[Labeled box records]

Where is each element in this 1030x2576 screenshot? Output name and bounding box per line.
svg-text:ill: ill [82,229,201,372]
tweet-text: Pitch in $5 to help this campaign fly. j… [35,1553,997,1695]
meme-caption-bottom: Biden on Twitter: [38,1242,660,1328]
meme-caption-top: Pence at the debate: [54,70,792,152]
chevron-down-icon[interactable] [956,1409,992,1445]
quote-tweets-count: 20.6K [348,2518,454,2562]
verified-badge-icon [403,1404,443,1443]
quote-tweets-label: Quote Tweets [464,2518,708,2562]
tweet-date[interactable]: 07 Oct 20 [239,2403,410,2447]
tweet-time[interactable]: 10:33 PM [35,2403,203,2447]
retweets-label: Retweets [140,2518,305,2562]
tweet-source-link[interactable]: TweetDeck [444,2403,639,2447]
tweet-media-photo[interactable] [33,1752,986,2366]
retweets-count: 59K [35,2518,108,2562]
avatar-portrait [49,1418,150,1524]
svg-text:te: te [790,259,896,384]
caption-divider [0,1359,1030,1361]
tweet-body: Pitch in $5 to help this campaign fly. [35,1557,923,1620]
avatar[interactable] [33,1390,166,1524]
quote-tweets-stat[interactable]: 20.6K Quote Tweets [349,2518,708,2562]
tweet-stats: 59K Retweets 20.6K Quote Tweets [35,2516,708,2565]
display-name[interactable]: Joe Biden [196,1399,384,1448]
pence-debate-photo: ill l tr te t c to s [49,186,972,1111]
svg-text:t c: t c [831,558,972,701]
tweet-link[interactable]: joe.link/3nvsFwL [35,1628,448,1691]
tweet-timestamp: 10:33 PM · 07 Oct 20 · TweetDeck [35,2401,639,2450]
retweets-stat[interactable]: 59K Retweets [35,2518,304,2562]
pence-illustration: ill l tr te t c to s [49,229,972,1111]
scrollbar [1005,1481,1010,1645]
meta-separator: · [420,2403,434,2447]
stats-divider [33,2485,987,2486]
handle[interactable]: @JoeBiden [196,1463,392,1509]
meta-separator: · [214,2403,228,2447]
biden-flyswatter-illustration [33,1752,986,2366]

▸ **Exercise directions**:
Transcribe every one of the lines above, character for character, without changing anything.

▸ **Reply**:
Where is each element in this 1030x2576 screenshot? Output name and bounding box per line.
svg-text:ill: ill [82,229,201,372]
tweet-text: Pitch in $5 to help this campaign fly. j… [35,1553,997,1695]
meme-caption-bottom: Biden on Twitter: [38,1242,660,1328]
meme-caption-top: Pence at the debate: [54,70,792,152]
chevron-down-icon[interactable] [956,1409,992,1445]
quote-tweets-count: 20.6K [348,2518,454,2562]
verified-badge-icon [403,1404,443,1443]
quote-tweets-label: Quote Tweets [464,2518,708,2562]
tweet-date[interactable]: 07 Oct 20 [239,2403,410,2447]
tweet-time[interactable]: 10:33 PM [35,2403,203,2447]
retweets-label: Retweets [140,2518,305,2562]
tweet-source-link[interactable]: TweetDeck [444,2403,639,2447]
tweet-media-photo[interactable] [33,1752,986,2366]
retweets-count: 59K [35,2518,108,2562]
avatar-portrait [49,1418,150,1524]
svg-text:te: te [790,259,896,384]
caption-divider [0,1359,1030,1361]
tweet-body: Pitch in $5 to help this campaign fly. [35,1557,923,1620]
avatar[interactable] [33,1390,166,1524]
quote-tweets-stat[interactable]: 20.6K Quote Tweets [349,2518,708,2562]
tweet-stats: 59K Retweets 20.6K Quote Tweets [35,2516,708,2565]
display-name[interactable]: Joe Biden [196,1399,384,1448]
pence-debate-photo: ill l tr te t c to s [49,186,972,1111]
svg-text:t c: t c [831,558,972,701]
tweet-link[interactable]: joe.link/3nvsFwL [35,1628,448,1691]
tweet-timestamp: 10:33 PM · 07 Oct 20 · TweetDeck [35,2401,639,2450]
retweets-stat[interactable]: 59K Retweets [35,2518,304,2562]
pence-illustration: ill l tr te t c to s [49,229,972,1111]
scrollbar [1005,1481,1010,1645]
meta-separator: · [420,2403,434,2447]
stats-divider [33,2485,987,2486]
handle[interactable]: @JoeBiden [196,1463,392,1509]
meta-separator: · [214,2403,228,2447]
biden-flyswatter-illustration [33,1752,986,2366]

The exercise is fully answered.